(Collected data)
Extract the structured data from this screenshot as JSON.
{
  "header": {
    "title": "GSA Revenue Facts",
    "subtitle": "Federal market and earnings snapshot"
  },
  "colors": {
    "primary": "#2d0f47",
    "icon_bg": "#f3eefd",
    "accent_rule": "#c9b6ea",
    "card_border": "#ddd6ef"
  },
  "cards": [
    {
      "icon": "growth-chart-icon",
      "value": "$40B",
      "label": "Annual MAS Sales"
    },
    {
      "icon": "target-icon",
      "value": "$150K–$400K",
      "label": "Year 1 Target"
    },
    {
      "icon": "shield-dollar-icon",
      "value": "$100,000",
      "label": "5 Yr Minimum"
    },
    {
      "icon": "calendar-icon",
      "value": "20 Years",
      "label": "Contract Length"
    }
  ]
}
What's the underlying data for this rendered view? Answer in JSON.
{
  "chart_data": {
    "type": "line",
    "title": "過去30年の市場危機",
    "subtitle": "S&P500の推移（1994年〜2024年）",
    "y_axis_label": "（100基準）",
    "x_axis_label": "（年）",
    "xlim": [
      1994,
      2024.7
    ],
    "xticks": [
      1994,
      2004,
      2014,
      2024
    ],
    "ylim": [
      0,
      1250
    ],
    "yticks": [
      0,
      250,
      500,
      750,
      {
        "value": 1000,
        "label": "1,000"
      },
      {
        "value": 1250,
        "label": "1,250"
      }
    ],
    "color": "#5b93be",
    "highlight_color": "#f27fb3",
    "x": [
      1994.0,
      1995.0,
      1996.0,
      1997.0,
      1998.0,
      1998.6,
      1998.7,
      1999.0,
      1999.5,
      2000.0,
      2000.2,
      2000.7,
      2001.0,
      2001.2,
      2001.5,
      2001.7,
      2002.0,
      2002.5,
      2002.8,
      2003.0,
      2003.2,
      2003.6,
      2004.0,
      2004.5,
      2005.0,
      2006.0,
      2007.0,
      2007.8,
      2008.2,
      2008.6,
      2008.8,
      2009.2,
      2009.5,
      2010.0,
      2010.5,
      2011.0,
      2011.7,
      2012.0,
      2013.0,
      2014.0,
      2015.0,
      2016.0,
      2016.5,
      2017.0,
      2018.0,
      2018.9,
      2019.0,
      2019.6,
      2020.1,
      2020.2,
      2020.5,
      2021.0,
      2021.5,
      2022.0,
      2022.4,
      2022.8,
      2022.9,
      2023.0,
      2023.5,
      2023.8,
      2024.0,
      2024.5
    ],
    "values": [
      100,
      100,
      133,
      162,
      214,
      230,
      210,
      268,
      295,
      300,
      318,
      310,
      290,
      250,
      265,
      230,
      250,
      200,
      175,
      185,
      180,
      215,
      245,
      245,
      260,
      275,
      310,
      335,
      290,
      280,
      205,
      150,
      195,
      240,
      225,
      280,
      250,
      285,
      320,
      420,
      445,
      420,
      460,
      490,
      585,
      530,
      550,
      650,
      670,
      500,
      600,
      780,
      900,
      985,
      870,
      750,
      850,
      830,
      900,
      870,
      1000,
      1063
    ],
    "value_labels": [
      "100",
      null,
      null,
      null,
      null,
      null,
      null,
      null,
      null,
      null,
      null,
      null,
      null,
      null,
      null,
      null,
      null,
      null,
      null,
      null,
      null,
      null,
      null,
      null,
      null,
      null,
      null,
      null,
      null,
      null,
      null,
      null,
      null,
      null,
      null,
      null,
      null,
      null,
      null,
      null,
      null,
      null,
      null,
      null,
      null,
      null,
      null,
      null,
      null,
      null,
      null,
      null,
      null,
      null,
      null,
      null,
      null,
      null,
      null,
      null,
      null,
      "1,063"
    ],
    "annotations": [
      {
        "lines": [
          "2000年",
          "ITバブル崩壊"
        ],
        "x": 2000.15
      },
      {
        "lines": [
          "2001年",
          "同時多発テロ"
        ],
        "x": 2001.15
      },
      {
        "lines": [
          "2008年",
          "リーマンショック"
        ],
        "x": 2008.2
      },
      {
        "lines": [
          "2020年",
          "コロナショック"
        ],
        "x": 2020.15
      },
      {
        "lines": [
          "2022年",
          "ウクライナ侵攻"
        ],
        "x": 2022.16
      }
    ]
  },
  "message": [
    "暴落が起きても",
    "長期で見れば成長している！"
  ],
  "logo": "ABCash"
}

### What is required
Write out every line of the records exactly.

### Full response
Extract the structured data from this screenshot as JSON.
{
  "header": {
    "title": "GSA Revenue Facts",
    "subtitle": "Federal market and earnings snapshot"
  },
  "colors": {
    "primary": "#2d0f47",
    "icon_bg": "#f3eefd",
    "accent_rule": "#c9b6ea",
    "card_border": "#ddd6ef"
  },
  "cards": [
    {
      "icon": "growth-chart-icon",
      "value": "$40B",
      "label": "Annual MAS Sales"
    },
    {
      "icon": "target-icon",
      "value": "$150K–$400K",
      "label": "Year 1 Target"
    },
    {
      "icon": "shield-dollar-icon",
      "value": "$100,000",
      "label": "5 Yr Minimum"
    },
    {
      "icon": "calendar-icon",
      "value": "20 Years",
      "label": "Contract Length"
    }
  ]
}
What's the underlying data for this rendered view? Answer in JSON.
{
  "chart_data": {
    "type": "line",
    "title": "過去30年の市場危機",
    "subtitle": "S&P500の推移（1994年〜2024年）",
    "y_axis_label": "（100基準）",
    "x_axis_label": "（年）",
    "xlim": [
      1994,
      2024.7
    ],
    "xticks": [
      1994,
      2004,
      2014,
      2024
    ],
    "ylim": [
      0,
      1250
    ],
    "yticks": [
      0,
      250,
      500,
      750,
      {
        "value": 1000,
        "label": "1,000"
      },
      {
        "value": 1250,
        "label": "1,250"
      }
    ],
    "color": "#5b93be",
    "highlight_color": "#f27fb3",
    "x": [
      1994.0,
      1995.0,
      1996.0,
      1997.0,
      1998.0,
      1998.6,
      1998.7,
      1999.0,
      1999.5,
      2000.0,
      2000.2,
      2000.7,
      2001.0,
      2001.2,
      2001.5,
      2001.7,
      2002.0,
      2002.5,
      2002.8,
      2003.0,
      2003.2,
      2003.6,
      2004.0,
      2004.5,
      2005.0,
      2006.0,
      2007.0,
      2007.8,
      2008.2,
      2008.6,
      2008.8,
      2009.2,
      2009.5,
      2010.0,
      2010.5,
      2011.0,
      2011.7,
      2012.0,
      2013.0,
      2014.0,
      2015.0,
      2016.0,
      2016.5,
      2017.0,
      2018.0,
      2018.9,
      2019.0,
      2019.6,
      2020.1,
      2020.2,
      2020.5,
      2021.0,
      2021.5,
      2022.0,
      2022.4,
      2022.8,
      2022.9,
      2023.0,
      2023.5,
      2023.8,
      2024.0,
      2024.5
    ],
    "values": [
      100,
      100,
      133,
      162,
      214,
      230,
      210,
      268,
      295,
      300,
      318,
      310,
      290,
      250,
      265,
      230,
      250,
      200,
      175,
      185,
      180,
      215,
      245,
      245,
      260,
      275,
      310,
      335,
      290,
      280,
      205,
      150,
      195,
      240,
      225,
      280,
      250,
      285,
      320,
      420,
      445,
      420,
      460,
      490,
      585,
      530,
      550,
      650,
      670,
      500,
      600,
      780,
      900,
      985,
      870,
      750,
      850,
      830,
      900,
      870,
      1000,
      1063
    ],
    "value_labels": [
      "100",
      null,
      null,
      null,
      null,
      null,
      null,
      null,
      null,
      null,
      null,
      null,
      null,
      null,
      null,
      null,
      null,
      null,
      null,
      null,
      null,
      null,
      null,
      null,
      null,
      null,
      null,
      null,
      null,
      null,
      null,
      null,
      null,
      null,
      null,
      null,
      null,
      null,
      null,
      null,
      null,
      null,
      null,
      null,
      null,
      null,
      null,
      null,
      null,
      null,
      null,
      null,
      null,
      null,
      null,
      null,
      null,
      null,
      null,
      null,
      null,
      "1,063"
    ],
    "annotations": [
      {
        "lines": [
          "2000年",
          "ITバブル崩壊"
        ],
        "x": 2000.15
      },
      {
        "lines": [
          "2001年",
          "同時多発テロ"
        ],
        "x": 2001.15
      },
      {
        "lines": [
          "2008年",
          "リーマンショック"
        ],
        "x": 2008.2
      },
      {
        "lines": [
          "2020年",
          "コロナショック"
        ],
        "x": 2020.15
      },
      {
        "lines": [
          "2022年",
          "ウクライナ侵攻"
        ],
        "x": 2022.16
      }
    ]
  },
  "message": [
    "暴落が起きても",
    "長期で見れば成長している！"
  ],
  "logo": "ABCash"
}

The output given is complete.